_Your goal_: Copy each line containing the word "cases" from the records that follow, please.

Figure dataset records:
— begin —

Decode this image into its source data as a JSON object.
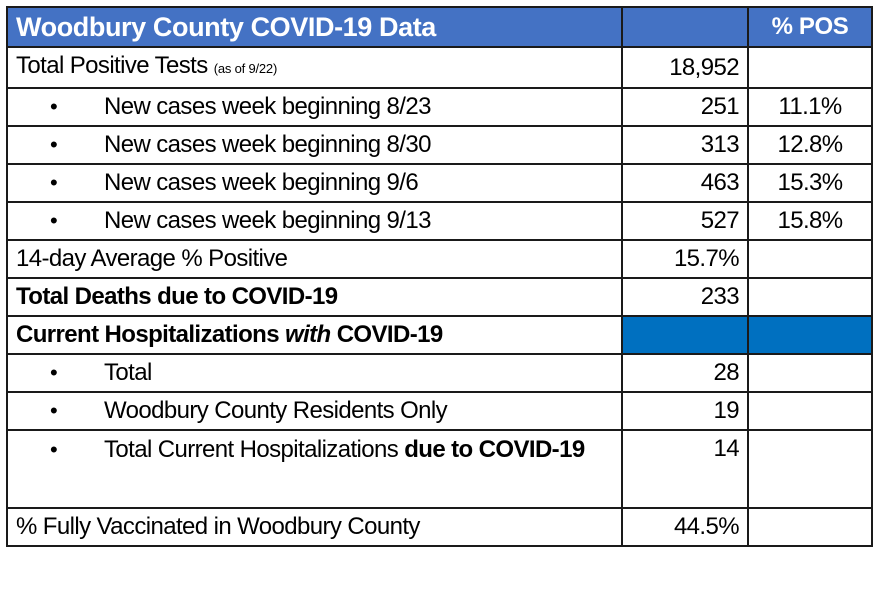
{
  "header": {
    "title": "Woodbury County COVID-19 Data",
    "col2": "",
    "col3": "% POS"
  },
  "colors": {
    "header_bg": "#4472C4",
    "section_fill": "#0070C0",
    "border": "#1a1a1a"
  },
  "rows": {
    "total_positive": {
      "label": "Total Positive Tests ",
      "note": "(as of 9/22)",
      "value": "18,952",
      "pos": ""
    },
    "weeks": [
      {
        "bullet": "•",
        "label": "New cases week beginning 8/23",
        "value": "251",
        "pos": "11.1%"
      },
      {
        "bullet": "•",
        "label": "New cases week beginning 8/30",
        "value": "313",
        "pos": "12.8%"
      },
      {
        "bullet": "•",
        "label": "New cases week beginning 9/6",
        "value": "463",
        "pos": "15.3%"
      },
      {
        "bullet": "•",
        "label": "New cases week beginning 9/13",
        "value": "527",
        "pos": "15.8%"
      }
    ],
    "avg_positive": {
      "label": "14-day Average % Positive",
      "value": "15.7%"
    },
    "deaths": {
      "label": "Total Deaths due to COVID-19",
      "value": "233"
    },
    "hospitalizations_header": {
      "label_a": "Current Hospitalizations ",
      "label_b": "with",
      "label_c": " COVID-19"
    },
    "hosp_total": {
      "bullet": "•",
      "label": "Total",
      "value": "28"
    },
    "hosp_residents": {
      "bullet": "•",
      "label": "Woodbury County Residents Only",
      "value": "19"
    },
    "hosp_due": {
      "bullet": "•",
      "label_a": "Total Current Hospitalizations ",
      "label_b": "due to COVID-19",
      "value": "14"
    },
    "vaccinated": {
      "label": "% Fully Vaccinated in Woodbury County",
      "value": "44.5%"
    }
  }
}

— end —
— begin —

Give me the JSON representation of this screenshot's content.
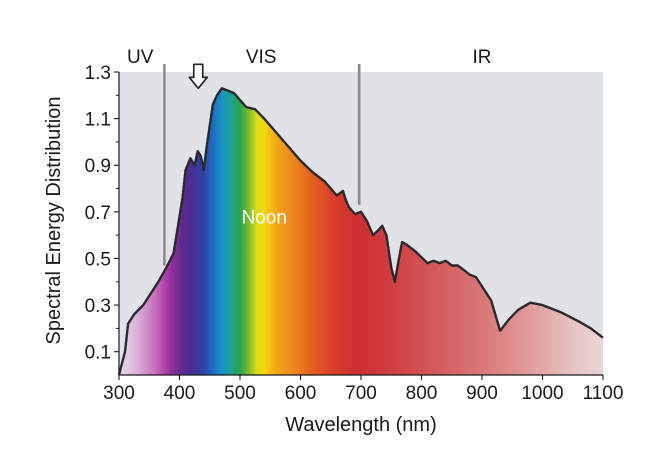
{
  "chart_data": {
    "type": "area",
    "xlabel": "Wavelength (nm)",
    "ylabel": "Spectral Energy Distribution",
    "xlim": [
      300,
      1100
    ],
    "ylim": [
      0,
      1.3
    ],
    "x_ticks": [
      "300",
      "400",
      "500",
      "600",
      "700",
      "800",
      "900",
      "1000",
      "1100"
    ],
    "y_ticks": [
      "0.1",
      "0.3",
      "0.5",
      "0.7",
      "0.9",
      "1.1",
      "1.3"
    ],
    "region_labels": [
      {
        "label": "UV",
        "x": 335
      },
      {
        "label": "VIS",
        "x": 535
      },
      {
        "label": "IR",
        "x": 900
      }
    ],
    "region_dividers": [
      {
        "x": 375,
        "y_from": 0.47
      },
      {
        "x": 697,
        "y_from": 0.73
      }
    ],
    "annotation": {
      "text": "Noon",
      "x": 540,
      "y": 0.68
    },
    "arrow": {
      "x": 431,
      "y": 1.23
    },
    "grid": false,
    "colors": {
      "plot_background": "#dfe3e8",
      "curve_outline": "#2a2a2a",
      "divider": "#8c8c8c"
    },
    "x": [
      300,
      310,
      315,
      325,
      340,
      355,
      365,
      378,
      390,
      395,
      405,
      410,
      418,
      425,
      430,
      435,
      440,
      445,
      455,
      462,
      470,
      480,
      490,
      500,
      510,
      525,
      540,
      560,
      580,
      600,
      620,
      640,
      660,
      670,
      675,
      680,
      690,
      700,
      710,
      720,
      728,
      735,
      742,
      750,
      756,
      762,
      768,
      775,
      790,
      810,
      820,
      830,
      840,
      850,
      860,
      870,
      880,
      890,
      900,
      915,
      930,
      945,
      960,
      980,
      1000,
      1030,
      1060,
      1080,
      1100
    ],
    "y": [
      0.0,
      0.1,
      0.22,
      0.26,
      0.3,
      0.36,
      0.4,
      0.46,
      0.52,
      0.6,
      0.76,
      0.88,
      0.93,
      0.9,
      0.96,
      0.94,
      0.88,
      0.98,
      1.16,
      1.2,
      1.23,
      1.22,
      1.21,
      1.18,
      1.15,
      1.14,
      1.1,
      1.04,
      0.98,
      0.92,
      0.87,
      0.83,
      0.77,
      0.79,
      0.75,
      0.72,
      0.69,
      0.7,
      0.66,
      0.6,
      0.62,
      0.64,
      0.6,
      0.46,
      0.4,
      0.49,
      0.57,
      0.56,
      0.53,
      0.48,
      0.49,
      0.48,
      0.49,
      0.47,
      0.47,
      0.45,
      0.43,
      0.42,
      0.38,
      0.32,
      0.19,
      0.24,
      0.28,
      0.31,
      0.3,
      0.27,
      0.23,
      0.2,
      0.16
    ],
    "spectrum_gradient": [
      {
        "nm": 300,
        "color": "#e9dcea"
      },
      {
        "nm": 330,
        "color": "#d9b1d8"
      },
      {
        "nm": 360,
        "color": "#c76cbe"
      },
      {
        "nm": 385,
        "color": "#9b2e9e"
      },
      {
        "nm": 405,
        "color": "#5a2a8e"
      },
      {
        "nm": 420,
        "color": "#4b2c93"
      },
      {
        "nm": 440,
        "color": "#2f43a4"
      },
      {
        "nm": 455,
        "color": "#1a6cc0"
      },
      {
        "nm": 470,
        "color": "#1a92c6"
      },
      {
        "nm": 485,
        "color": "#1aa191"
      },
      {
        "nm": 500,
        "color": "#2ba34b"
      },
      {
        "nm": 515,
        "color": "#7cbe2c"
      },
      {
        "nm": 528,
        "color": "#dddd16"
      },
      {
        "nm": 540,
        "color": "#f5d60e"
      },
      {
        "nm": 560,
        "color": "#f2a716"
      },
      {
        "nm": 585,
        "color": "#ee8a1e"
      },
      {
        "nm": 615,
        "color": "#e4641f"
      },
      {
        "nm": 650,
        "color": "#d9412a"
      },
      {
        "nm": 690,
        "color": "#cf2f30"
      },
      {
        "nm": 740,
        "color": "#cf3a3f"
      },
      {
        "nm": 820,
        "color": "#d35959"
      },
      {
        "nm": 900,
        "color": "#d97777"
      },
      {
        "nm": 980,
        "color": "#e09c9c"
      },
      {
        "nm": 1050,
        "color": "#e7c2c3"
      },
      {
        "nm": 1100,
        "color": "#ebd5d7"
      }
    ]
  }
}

— end —

_Exercise answer_:
        "label": "New cases week beginning 8/23",
        "label": "New cases week beginning 8/30",
        "label": "New cases week beginning 9/6",
        "label": "New cases week beginning 9/13",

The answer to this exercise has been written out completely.